§ THE PROBLEM
Skip every image and restate the data word for word.

Stored data entries:

<<<<

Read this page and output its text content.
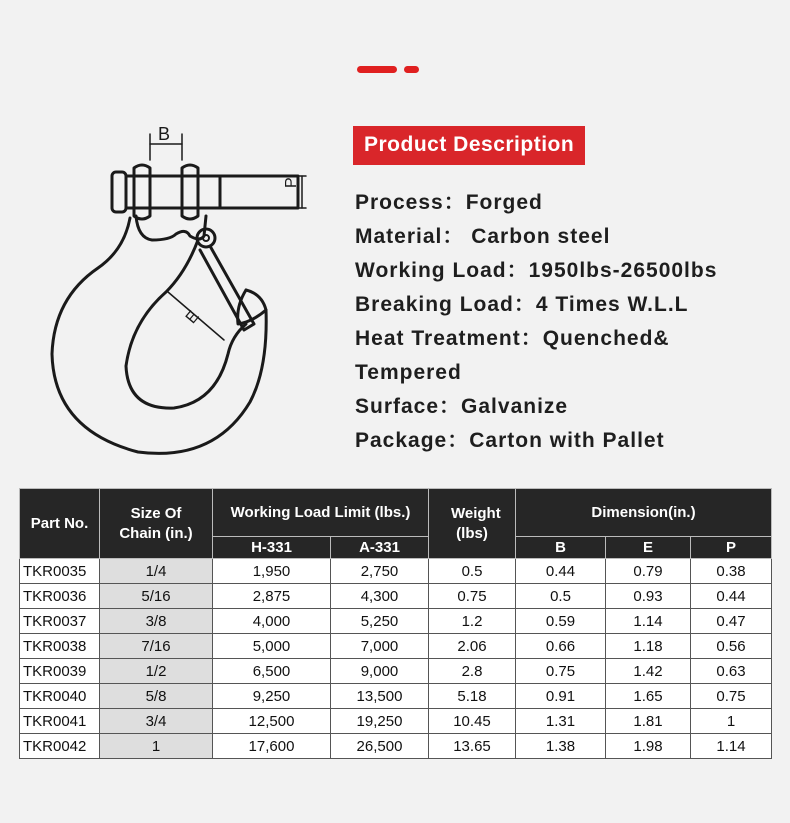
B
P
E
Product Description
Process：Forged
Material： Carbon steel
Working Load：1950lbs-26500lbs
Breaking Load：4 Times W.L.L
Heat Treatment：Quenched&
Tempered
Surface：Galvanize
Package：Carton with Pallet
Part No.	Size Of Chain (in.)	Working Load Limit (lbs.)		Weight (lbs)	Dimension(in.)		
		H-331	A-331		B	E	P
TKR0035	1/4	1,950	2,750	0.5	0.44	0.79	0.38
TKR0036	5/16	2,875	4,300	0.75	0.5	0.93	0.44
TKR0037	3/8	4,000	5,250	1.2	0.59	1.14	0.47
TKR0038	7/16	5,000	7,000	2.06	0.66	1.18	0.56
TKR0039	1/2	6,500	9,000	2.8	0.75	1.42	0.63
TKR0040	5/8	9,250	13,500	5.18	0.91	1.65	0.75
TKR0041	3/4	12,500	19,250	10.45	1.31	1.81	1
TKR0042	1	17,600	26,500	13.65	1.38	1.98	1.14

>>>>

§ EXERCISE RESULT
Read this page and output its text content.
B
P
E
Product Description
Process：Forged
Material： Carbon steel
Working Load：1950lbs-26500lbs
Breaking Load：4 Times W.L.L
Heat Treatment：Quenched&
Tempered
Surface：Galvanize
Package：Carton with Pallet
Part No.	Size Of Chain (in.)	Working Load Limit (lbs.)		Weight (lbs)	Dimension(in.)		
		H-331	A-331		B	E	P
TKR0035	1/4	1,950	2,750	0.5	0.44	0.79	0.38
TKR0036	5/16	2,875	4,300	0.75	0.5	0.93	0.44
TKR0037	3/8	4,000	5,250	1.2	0.59	1.14	0.47
TKR0038	7/16	5,000	7,000	2.06	0.66	1.18	0.56
TKR0039	1/2	6,500	9,000	2.8	0.75	1.42	0.63
TKR0040	5/8	9,250	13,500	5.18	0.91	1.65	0.75
TKR0041	3/4	12,500	19,250	10.45	1.31	1.81	1
TKR0042	1	17,600	26,500	13.65	1.38	1.98	1.14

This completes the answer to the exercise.